◆ **Required work**
Quote all of the data that follows exactly as written, skipping the images.

---------- Dataset rows

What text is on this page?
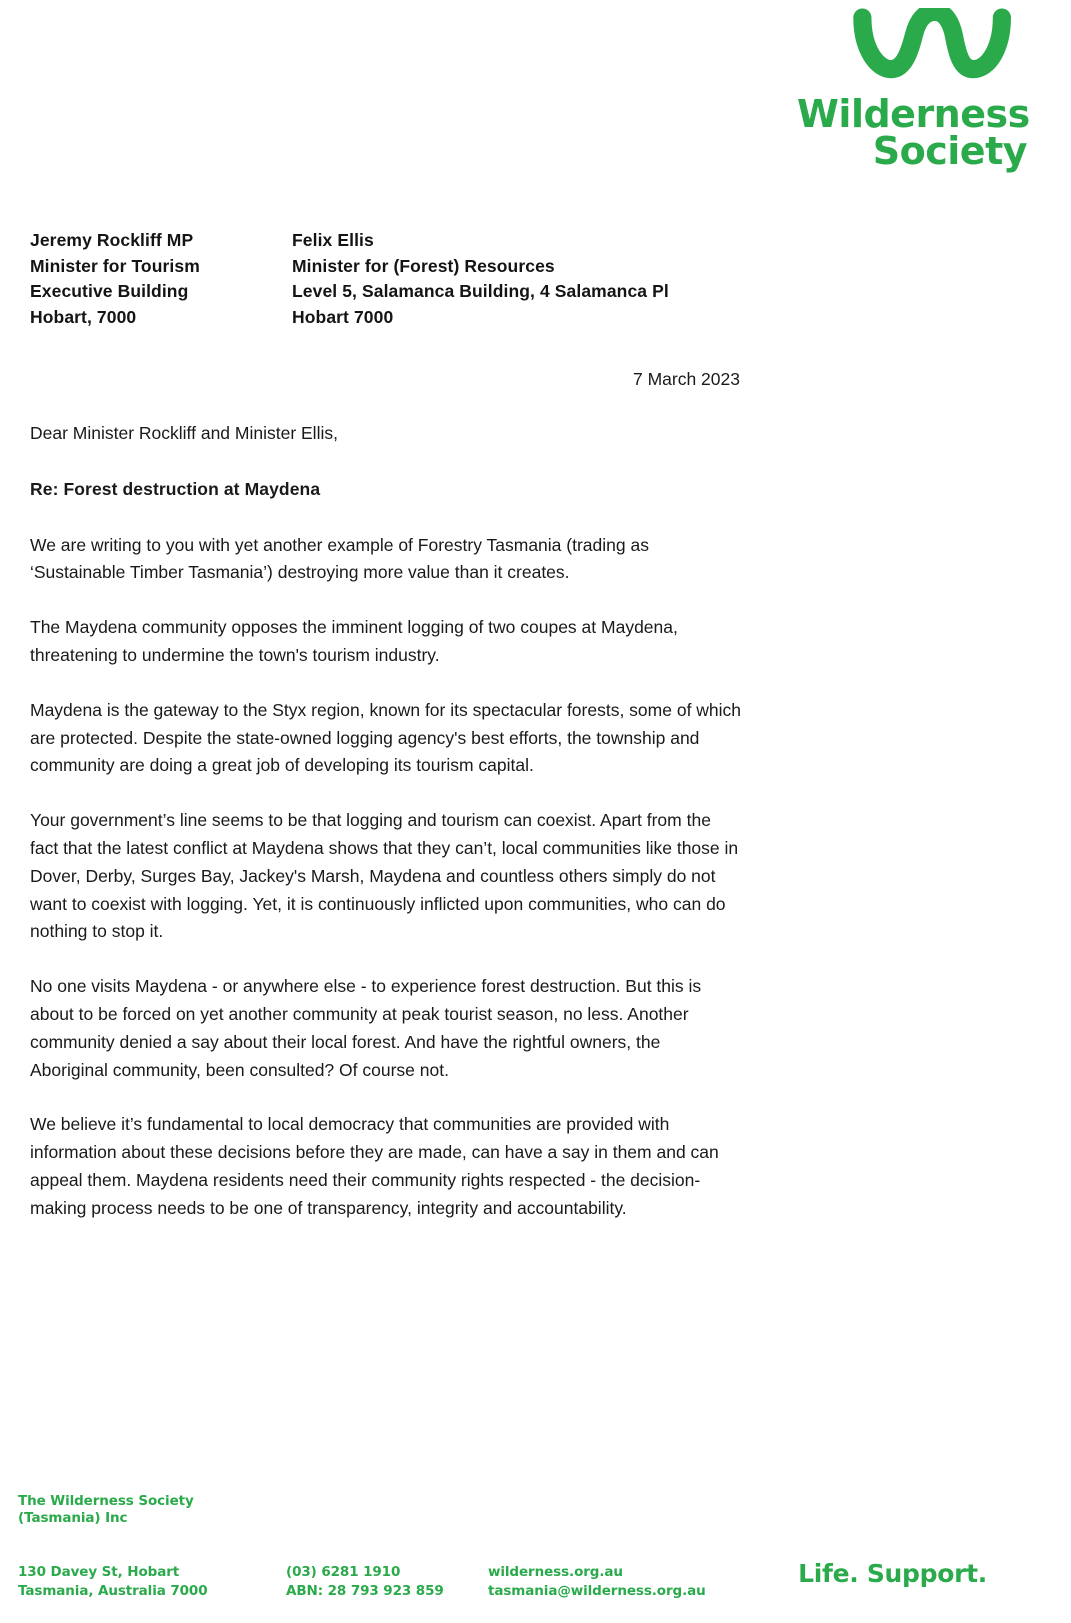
Wilderness
Society
Jeremy Rockliff MP
Minister for Tourism
Executive Building
Hobart, 7000
Felix Ellis
Minister for (Forest) Resources
Level 5, Salamanca Building, 4 Salamanca Pl
Hobart 7000
7 March 2023
Dear Minister Rockliff and Minister Ellis,
Re: Forest destruction at Maydena

We are writing to you with yet another example of Forestry Tasmania (trading as ‘Sustainable Timber Tasmania’) destroying more value than it creates.

The Maydena community opposes the imminent logging of two coupes at Maydena, threatening to undermine the town's tourism industry.

Maydena is the gateway to the Styx region, known for its spectacular forests, some of which are protected. Despite the state-owned logging agency's best efforts, the township and community are doing a great job of developing its tourism capital.

Your government’s line seems to be that logging and tourism can coexist. Apart from the fact that the latest conflict at Maydena shows that they can’t, local communities like those in Dover, Derby, Surges Bay, Jackey's Marsh, Maydena and countless others simply do not want to coexist with logging. Yet, it is continuously inflicted upon communities, who can do nothing to stop it.

No one visits Maydena - or anywhere else - to experience forest destruction. But this is about to be forced on yet another community at peak tourist season, no less. Another community denied a say about their local forest. And have the rightful owners, the Aboriginal community, been consulted? Of course not.

We believe it’s fundamental to local democracy that communities are provided with information about these decisions before they are made, can have a say in them and can appeal them. Maydena residents need their community rights respected - the decision-making process needs to be one of transparency, integrity and accountability.

The Wilderness Society
(Tasmania) Inc
130 Davey St, Hobart
Tasmania, Australia 7000
(03) 6281 1910
ABN: 28 793 923 859
wilderness.org.au
tasmania@wilderness.org.au
Life. Support.
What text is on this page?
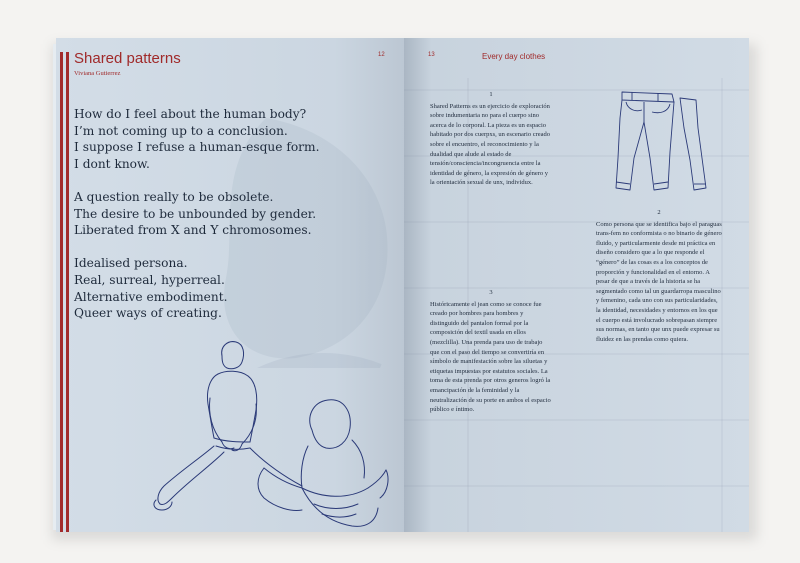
Shared patterns
Viviana Gutierrez
12
How do I feel about the human body?
I’m not coming up to a conclusion.
I suppose I refuse a human-esque form.
I dont know.
A question really to be obsolete.
The desire to be unbounded by gender.
Liberated from X and Y chromosomes.
Idealised persona.
Real, surreal, hyperreal.
Alternative embodiment.
Queer ways of creating.
13	Every day clothes
1

Shared Patterns es un ejercicio de exploración sobre indumentaria no para el cuerpo sino acerca de lo corporal. La pieza es un espacio habitado por dos cuerpxs, un escenario creado sobre el encuentro, el reconocimiento y la dualidad que alude al estado de tensión/consciencia/incongruencia entre la identidad de género, la expresión de género y la orientación sexual de unx, individux.

2

Como persona que se identifica bajo el paraguas trans-fem no conformista o no binario de género fluido, y particularmente desde mi práctica en diseño considero que a lo que responde el “género” de las cosas es a los conceptos de proporción y funcionalidad en el entorno. A pesar de que a través de la historia se ha segmentado como tal un guardarropa masculino y femenino, cada uno con sus particularidades, la identidad, necesidades y entornos en los que el cuerpo está involucrado sobrepasan siempre sus normas, en tanto que unx puede expresar su fluidez en las prendas como quiera.

3

Históricamente el jean como se conoce fue creado por hombres para hombres y distinguido del pantalon formal por la composición del textil usada en ellos (mezclilla). Una prenda para uso de trabajo que con el paso del tiempo se convertiría en símbolo de manifestación sobre las siluetas y etiquetas impuestas por estatutos sociales. La toma de esta prenda por otros generos logró la emancipación de la feminidad y la neutralización de su porte en ambos el espacio público e íntimo.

--------------------

◆ **Exercise answer**
What text is on this page?
Wilderness
Society
Jeremy Rockliff MP
Minister for Tourism
Executive Building
Hobart, 7000
Felix Ellis
Minister for (Forest) Resources
Level 5, Salamanca Building, 4 Salamanca Pl
Hobart 7000
7 March 2023
Dear Minister Rockliff and Minister Ellis,
Re: Forest destruction at Maydena

We are writing to you with yet another example of Forestry Tasmania (trading as ‘Sustainable Timber Tasmania’) destroying more value than it creates.

The Maydena community opposes the imminent logging of two coupes at Maydena, threatening to undermine the town's tourism industry.

Maydena is the gateway to the Styx region, known for its spectacular forests, some of which are protected. Despite the state-owned logging agency's best efforts, the township and community are doing a great job of developing its tourism capital.

Your government’s line seems to be that logging and tourism can coexist. Apart from the fact that the latest conflict at Maydena shows that they can’t, local communities like those in Dover, Derby, Surges Bay, Jackey's Marsh, Maydena and countless others simply do not want to coexist with logging. Yet, it is continuously inflicted upon communities, who can do nothing to stop it.

No one visits Maydena - or anywhere else - to experience forest destruction. But this is about to be forced on yet another community at peak tourist season, no less. Another community denied a say about their local forest. And have the rightful owners, the Aboriginal community, been consulted? Of course not.

We believe it’s fundamental to local democracy that communities are provided with information about these decisions before they are made, can have a say in them and can appeal them. Maydena residents need their community rights respected - the decision-making process needs to be one of transparency, integrity and accountability.

The Wilderness Society
(Tasmania) Inc
130 Davey St, Hobart
Tasmania, Australia 7000
(03) 6281 1910
ABN: 28 793 923 859
wilderness.org.au
tasmania@wilderness.org.au
Life. Support.
What text is on this page?
Shared patterns
Viviana Gutierrez
12
How do I feel about the human body?
I’m not coming up to a conclusion.
I suppose I refuse a human-esque form.
I dont know.
A question really to be obsolete.
The desire to be unbounded by gender.
Liberated from X and Y chromosomes.
Idealised persona.
Real, surreal, hyperreal.
Alternative embodiment.
Queer ways of creating.
13	Every day clothes
1

Shared Patterns es un ejercicio de exploración sobre indumentaria no para el cuerpo sino acerca de lo corporal. La pieza es un espacio habitado por dos cuerpxs, un escenario creado sobre el encuentro, el reconocimiento y la dualidad que alude al estado de tensión/consciencia/incongruencia entre la identidad de género, la expresión de género y la orientación sexual de unx, individux.

2

Como persona que se identifica bajo el paraguas trans-fem no conformista o no binario de género fluido, y particularmente desde mi práctica en diseño considero que a lo que responde el “género” de las cosas es a los conceptos de proporción y funcionalidad en el entorno. A pesar de que a través de la historia se ha segmentado como tal un guardarropa masculino y femenino, cada uno con sus particularidades, la identidad, necesidades y entornos en los que el cuerpo está involucrado sobrepasan siempre sus normas, en tanto que unx puede expresar su fluidez en las prendas como quiera.

3

Históricamente el jean como se conoce fue creado por hombres para hombres y distinguido del pantalon formal por la composición del textil usada en ellos (mezclilla). Una prenda para uso de trabajo que con el paso del tiempo se convertiría en símbolo de manifestación sobre las siluetas y etiquetas impuestas por estatutos sociales. La toma de esta prenda por otros generos logró la emancipación de la feminidad y la neutralización de su porte en ambos el espacio público e íntimo.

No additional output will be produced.